GIVEN EXERCISE:
Exactly reproduce the lines that follow.

Collected data entries:

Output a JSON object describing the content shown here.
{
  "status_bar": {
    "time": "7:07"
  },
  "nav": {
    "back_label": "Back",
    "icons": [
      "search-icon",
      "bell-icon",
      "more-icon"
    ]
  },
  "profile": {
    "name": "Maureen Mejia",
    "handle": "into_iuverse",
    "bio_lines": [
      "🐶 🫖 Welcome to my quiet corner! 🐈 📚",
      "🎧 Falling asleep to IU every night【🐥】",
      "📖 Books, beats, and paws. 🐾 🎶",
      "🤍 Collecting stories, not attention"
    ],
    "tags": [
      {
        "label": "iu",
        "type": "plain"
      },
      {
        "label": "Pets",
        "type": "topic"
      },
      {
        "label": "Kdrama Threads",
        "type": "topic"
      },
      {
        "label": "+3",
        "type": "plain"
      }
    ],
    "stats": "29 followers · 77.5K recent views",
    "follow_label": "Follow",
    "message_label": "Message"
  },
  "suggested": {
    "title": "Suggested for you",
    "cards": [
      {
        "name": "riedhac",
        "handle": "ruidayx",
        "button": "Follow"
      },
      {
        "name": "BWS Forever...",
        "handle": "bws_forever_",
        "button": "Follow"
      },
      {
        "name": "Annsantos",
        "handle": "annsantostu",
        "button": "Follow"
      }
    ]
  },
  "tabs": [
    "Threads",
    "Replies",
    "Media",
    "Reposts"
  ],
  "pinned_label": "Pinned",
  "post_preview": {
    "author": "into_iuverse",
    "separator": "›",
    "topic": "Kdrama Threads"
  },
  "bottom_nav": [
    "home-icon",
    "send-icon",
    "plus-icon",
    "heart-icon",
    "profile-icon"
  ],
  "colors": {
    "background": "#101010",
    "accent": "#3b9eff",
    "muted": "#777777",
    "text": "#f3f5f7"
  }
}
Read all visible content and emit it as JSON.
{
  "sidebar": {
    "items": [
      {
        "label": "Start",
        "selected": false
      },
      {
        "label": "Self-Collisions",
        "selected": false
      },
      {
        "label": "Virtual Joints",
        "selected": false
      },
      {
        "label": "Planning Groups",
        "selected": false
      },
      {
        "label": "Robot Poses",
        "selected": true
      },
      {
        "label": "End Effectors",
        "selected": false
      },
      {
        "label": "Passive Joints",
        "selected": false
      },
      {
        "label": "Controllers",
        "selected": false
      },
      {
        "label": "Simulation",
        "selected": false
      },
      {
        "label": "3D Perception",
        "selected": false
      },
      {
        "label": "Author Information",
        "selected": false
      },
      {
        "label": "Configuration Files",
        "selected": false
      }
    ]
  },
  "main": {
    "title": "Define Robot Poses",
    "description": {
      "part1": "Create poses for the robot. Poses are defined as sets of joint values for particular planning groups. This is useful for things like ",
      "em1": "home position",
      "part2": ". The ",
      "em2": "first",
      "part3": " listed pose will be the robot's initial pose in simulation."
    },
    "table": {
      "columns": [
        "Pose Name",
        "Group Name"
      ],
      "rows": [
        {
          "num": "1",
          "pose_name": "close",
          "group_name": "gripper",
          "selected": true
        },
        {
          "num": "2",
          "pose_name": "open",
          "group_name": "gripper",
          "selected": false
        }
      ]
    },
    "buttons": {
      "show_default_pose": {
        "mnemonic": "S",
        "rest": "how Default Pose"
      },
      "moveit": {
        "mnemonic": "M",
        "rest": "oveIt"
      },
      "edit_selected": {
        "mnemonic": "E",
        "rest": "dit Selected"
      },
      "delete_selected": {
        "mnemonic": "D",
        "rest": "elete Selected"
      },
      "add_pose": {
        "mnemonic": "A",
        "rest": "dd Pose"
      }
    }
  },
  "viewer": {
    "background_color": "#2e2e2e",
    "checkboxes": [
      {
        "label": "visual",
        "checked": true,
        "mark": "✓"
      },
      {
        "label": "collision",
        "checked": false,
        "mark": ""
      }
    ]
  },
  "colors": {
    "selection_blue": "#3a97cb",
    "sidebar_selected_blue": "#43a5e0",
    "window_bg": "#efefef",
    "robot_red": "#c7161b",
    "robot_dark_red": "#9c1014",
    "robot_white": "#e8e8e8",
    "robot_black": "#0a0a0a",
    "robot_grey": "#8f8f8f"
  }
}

EXERCISE ANSWER:
Output a JSON object describing the content shown here.
{
  "status_bar": {
    "time": "7:07"
  },
  "nav": {
    "back_label": "Back",
    "icons": [
      "search-icon",
      "bell-icon",
      "more-icon"
    ]
  },
  "profile": {
    "name": "Maureen Mejia",
    "handle": "into_iuverse",
    "bio_lines": [
      "🐶 🫖 Welcome to my quiet corner! 🐈 📚",
      "🎧 Falling asleep to IU every night【🐥】",
      "📖 Books, beats, and paws. 🐾 🎶",
      "🤍 Collecting stories, not attention"
    ],
    "tags": [
      {
        "label": "iu",
        "type": "plain"
      },
      {
        "label": "Pets",
        "type": "topic"
      },
      {
        "label": "Kdrama Threads",
        "type": "topic"
      },
      {
        "label": "+3",
        "type": "plain"
      }
    ],
    "stats": "29 followers · 77.5K recent views",
    "follow_label": "Follow",
    "message_label": "Message"
  },
  "suggested": {
    "title": "Suggested for you",
    "cards": [
      {
        "name": "riedhac",
        "handle": "ruidayx",
        "button": "Follow"
      },
      {
        "name": "BWS Forever...",
        "handle": "bws_forever_",
        "button": "Follow"
      },
      {
        "name": "Annsantos",
        "handle": "annsantostu",
        "button": "Follow"
      }
    ]
  },
  "tabs": [
    "Threads",
    "Replies",
    "Media",
    "Reposts"
  ],
  "pinned_label": "Pinned",
  "post_preview": {
    "author": "into_iuverse",
    "separator": "›",
    "topic": "Kdrama Threads"
  },
  "bottom_nav": [
    "home-icon",
    "send-icon",
    "plus-icon",
    "heart-icon",
    "profile-icon"
  ],
  "colors": {
    "background": "#101010",
    "accent": "#3b9eff",
    "muted": "#777777",
    "text": "#f3f5f7"
  }
}
Read all visible content and emit it as JSON.
{
  "sidebar": {
    "items": [
      {
        "label": "Start",
        "selected": false
      },
      {
        "label": "Self-Collisions",
        "selected": false
      },
      {
        "label": "Virtual Joints",
        "selected": false
      },
      {
        "label": "Planning Groups",
        "selected": false
      },
      {
        "label": "Robot Poses",
        "selected": true
      },
      {
        "label": "End Effectors",
        "selected": false
      },
      {
        "label": "Passive Joints",
        "selected": false
      },
      {
        "label": "Controllers",
        "selected": false
      },
      {
        "label": "Simulation",
        "selected": false
      },
      {
        "label": "3D Perception",
        "selected": false
      },
      {
        "label": "Author Information",
        "selected": false
      },
      {
        "label": "Configuration Files",
        "selected": false
      }
    ]
  },
  "main": {
    "title": "Define Robot Poses",
    "description": {
      "part1": "Create poses for the robot. Poses are defined as sets of joint values for particular planning groups. This is useful for things like ",
      "em1": "home position",
      "part2": ". The ",
      "em2": "first",
      "part3": " listed pose will be the robot's initial pose in simulation."
    },
    "table": {
      "columns": [
        "Pose Name",
        "Group Name"
      ],
      "rows": [
        {
          "num": "1",
          "pose_name": "close",
          "group_name": "gripper",
          "selected": true
        },
        {
          "num": "2",
          "pose_name": "open",
          "group_name": "gripper",
          "selected": false
        }
      ]
    },
    "buttons": {
      "show_default_pose": {
        "mnemonic": "S",
        "rest": "how Default Pose"
      },
      "moveit": {
        "mnemonic": "M",
        "rest": "oveIt"
      },
      "edit_selected": {
        "mnemonic": "E",
        "rest": "dit Selected"
      },
      "delete_selected": {
        "mnemonic": "D",
        "rest": "elete Selected"
      },
      "add_pose": {
        "mnemonic": "A",
        "rest": "dd Pose"
      }
    }
  },
  "viewer": {
    "background_color": "#2e2e2e",
    "checkboxes": [
      {
        "label": "visual",
        "checked": true,
        "mark": "✓"
      },
      {
        "label": "collision",
        "checked": false,
        "mark": ""
      }
    ]
  },
  "colors": {
    "selection_blue": "#3a97cb",
    "sidebar_selected_blue": "#43a5e0",
    "window_bg": "#efefef",
    "robot_red": "#c7161b",
    "robot_dark_red": "#9c1014",
    "robot_white": "#e8e8e8",
    "robot_black": "#0a0a0a",
    "robot_grey": "#8f8f8f"
  }
}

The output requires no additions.